- _Exercise prompt_: How many lines of the records below contain the word "lagret"? Answer with the number alone.

* start *

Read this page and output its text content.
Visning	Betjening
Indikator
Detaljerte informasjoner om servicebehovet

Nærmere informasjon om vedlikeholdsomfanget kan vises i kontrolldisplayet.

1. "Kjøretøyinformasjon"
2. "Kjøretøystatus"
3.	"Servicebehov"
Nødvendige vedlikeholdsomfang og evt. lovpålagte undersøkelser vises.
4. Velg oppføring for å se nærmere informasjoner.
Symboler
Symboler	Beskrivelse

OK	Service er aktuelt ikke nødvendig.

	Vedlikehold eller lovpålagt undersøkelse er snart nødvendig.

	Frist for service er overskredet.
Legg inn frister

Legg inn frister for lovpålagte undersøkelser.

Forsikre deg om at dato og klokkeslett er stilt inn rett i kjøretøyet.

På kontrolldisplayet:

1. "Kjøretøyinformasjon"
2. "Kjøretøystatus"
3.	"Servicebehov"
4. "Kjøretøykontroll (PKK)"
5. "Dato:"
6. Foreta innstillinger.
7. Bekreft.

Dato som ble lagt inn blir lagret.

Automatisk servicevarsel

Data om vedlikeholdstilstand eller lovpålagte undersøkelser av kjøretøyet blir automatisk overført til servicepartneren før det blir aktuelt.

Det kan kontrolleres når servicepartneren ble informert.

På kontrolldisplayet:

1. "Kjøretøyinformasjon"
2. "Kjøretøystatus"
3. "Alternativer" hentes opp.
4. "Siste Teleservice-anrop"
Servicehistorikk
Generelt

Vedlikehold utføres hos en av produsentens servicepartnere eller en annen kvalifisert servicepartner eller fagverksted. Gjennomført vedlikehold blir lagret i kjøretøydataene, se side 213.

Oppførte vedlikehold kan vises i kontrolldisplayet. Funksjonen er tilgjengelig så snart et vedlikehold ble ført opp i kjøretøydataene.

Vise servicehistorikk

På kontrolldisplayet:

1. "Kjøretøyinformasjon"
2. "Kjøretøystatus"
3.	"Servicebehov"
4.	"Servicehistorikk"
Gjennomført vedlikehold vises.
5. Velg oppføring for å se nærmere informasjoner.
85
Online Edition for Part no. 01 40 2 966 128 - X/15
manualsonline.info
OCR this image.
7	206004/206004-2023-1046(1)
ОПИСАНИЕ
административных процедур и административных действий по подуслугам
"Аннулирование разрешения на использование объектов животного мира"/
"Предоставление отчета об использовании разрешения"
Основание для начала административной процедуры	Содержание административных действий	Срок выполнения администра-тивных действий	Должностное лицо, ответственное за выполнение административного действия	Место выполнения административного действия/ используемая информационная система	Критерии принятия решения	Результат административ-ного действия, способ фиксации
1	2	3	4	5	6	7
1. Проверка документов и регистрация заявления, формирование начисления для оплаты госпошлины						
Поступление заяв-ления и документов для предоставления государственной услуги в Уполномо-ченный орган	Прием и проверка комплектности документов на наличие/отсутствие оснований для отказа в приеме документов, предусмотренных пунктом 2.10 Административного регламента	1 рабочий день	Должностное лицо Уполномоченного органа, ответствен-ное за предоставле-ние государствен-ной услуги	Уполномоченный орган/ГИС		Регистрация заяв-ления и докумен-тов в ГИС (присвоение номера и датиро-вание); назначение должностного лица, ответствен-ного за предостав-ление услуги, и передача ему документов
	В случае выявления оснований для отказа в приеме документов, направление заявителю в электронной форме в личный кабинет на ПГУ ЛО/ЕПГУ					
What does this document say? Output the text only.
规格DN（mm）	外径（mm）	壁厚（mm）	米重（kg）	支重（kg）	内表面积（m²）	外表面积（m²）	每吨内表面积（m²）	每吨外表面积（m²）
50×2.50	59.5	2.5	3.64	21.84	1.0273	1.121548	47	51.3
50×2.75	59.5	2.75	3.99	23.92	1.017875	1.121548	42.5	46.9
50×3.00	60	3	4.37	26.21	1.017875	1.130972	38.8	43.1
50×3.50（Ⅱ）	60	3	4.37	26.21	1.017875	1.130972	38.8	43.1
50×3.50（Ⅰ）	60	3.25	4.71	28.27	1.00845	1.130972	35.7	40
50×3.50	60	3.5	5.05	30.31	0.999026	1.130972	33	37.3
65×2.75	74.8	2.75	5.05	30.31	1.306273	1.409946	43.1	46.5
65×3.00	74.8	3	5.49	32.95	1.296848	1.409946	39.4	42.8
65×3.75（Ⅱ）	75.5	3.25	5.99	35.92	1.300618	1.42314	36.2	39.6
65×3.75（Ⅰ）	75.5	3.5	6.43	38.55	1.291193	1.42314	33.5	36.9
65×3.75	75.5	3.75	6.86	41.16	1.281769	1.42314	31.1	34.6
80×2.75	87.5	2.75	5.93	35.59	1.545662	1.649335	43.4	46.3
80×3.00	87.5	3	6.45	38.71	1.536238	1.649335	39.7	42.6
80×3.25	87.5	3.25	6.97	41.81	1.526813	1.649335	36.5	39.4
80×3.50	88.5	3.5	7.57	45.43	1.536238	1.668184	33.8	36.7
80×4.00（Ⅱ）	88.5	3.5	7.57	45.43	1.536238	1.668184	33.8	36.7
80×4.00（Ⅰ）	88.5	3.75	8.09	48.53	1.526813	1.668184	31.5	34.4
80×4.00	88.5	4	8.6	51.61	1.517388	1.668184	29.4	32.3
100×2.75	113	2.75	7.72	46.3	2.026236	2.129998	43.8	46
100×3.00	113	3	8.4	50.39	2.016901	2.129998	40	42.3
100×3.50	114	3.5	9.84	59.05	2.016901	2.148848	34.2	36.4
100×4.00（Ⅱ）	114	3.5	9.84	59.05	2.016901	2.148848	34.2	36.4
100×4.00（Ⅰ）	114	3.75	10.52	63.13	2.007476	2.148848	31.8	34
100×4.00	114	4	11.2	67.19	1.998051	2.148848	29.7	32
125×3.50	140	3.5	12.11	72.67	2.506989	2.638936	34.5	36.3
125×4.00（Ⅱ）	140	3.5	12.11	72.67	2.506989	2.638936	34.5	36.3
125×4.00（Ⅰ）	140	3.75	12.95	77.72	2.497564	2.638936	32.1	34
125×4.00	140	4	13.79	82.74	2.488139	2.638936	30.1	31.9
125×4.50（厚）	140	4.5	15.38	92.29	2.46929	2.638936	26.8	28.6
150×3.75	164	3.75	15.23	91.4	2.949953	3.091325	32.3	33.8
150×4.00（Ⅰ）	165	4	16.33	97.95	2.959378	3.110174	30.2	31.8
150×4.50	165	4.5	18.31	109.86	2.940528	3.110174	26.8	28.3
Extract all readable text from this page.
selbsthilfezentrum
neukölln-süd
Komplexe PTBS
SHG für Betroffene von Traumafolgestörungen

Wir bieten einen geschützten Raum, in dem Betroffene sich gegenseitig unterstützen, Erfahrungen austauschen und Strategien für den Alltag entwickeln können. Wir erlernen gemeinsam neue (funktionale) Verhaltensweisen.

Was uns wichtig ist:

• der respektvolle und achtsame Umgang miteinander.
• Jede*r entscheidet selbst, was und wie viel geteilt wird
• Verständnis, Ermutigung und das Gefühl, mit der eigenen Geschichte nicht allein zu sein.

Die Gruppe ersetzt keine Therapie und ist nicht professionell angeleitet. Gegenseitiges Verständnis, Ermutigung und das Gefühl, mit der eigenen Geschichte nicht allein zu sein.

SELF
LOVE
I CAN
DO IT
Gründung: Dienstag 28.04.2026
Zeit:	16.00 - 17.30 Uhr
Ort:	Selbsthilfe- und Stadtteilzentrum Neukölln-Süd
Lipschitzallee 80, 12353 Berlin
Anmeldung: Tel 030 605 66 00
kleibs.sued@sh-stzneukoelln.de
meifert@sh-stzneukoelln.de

* end *

- _Task output_: 2